◆ Stored data entries
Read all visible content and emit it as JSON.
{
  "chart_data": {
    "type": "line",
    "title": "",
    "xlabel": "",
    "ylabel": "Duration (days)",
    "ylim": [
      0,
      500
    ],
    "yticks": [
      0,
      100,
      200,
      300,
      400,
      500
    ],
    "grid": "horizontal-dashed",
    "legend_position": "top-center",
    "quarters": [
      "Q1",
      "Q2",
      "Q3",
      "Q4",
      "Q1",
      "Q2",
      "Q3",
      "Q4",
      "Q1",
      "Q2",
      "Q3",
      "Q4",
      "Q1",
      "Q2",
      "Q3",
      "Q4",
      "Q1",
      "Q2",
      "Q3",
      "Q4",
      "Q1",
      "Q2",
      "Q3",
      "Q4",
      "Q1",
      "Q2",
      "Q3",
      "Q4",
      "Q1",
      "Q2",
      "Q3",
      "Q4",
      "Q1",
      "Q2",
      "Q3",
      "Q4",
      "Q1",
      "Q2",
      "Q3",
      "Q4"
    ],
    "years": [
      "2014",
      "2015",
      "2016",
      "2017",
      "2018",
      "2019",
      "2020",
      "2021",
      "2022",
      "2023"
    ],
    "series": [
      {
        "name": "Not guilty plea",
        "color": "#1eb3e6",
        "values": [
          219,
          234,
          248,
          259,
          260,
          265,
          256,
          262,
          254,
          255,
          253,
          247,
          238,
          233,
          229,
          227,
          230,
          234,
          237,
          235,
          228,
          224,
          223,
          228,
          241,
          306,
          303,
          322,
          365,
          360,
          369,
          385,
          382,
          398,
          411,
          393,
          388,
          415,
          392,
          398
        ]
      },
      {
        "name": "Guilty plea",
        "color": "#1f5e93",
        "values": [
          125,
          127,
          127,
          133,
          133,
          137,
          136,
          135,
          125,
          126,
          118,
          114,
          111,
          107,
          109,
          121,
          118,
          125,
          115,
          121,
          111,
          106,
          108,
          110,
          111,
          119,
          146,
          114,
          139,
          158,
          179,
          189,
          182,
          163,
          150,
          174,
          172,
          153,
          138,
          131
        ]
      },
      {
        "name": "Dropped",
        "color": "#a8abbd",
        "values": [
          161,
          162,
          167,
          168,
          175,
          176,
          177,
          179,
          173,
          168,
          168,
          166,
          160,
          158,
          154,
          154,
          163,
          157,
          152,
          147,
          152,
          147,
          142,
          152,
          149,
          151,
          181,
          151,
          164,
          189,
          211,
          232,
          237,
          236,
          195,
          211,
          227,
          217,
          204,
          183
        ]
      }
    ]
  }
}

◆ Written request
Return every entry exactly as given.

◆ Problem solution
Read all visible content and emit it as JSON.
{
  "chart_data": {
    "type": "line",
    "title": "",
    "xlabel": "",
    "ylabel": "Duration (days)",
    "ylim": [
      0,
      500
    ],
    "yticks": [
      0,
      100,
      200,
      300,
      400,
      500
    ],
    "grid": "horizontal-dashed",
    "legend_position": "top-center",
    "quarters": [
      "Q1",
      "Q2",
      "Q3",
      "Q4",
      "Q1",
      "Q2",
      "Q3",
      "Q4",
      "Q1",
      "Q2",
      "Q3",
      "Q4",
      "Q1",
      "Q2",
      "Q3",
      "Q4",
      "Q1",
      "Q2",
      "Q3",
      "Q4",
      "Q1",
      "Q2",
      "Q3",
      "Q4",
      "Q1",
      "Q2",
      "Q3",
      "Q4",
      "Q1",
      "Q2",
      "Q3",
      "Q4",
      "Q1",
      "Q2",
      "Q3",
      "Q4",
      "Q1",
      "Q2",
      "Q3",
      "Q4"
    ],
    "years": [
      "2014",
      "2015",
      "2016",
      "2017",
      "2018",
      "2019",
      "2020",
      "2021",
      "2022",
      "2023"
    ],
    "series": [
      {
        "name": "Not guilty plea",
        "color": "#1eb3e6",
        "values": [
          219,
          234,
          248,
          259,
          260,
          265,
          256,
          262,
          254,
          255,
          253,
          247,
          238,
          233,
          229,
          227,
          230,
          234,
          237,
          235,
          228,
          224,
          223,
          228,
          241,
          306,
          303,
          322,
          365,
          360,
          369,
          385,
          382,
          398,
          411,
          393,
          388,
          415,
          392,
          398
        ]
      },
      {
        "name": "Guilty plea",
        "color": "#1f5e93",
        "values": [
          125,
          127,
          127,
          133,
          133,
          137,
          136,
          135,
          125,
          126,
          118,
          114,
          111,
          107,
          109,
          121,
          118,
          125,
          115,
          121,
          111,
          106,
          108,
          110,
          111,
          119,
          146,
          114,
          139,
          158,
          179,
          189,
          182,
          163,
          150,
          174,
          172,
          153,
          138,
          131
        ]
      },
      {
        "name": "Dropped",
        "color": "#a8abbd",
        "values": [
          161,
          162,
          167,
          168,
          175,
          176,
          177,
          179,
          173,
          168,
          168,
          166,
          160,
          158,
          154,
          154,
          163,
          157,
          152,
          147,
          152,
          147,
          142,
          152,
          149,
          151,
          181,
          151,
          164,
          189,
          211,
          232,
          237,
          236,
          195,
          211,
          227,
          217,
          204,
          183
        ]
      }
    ]
  }
}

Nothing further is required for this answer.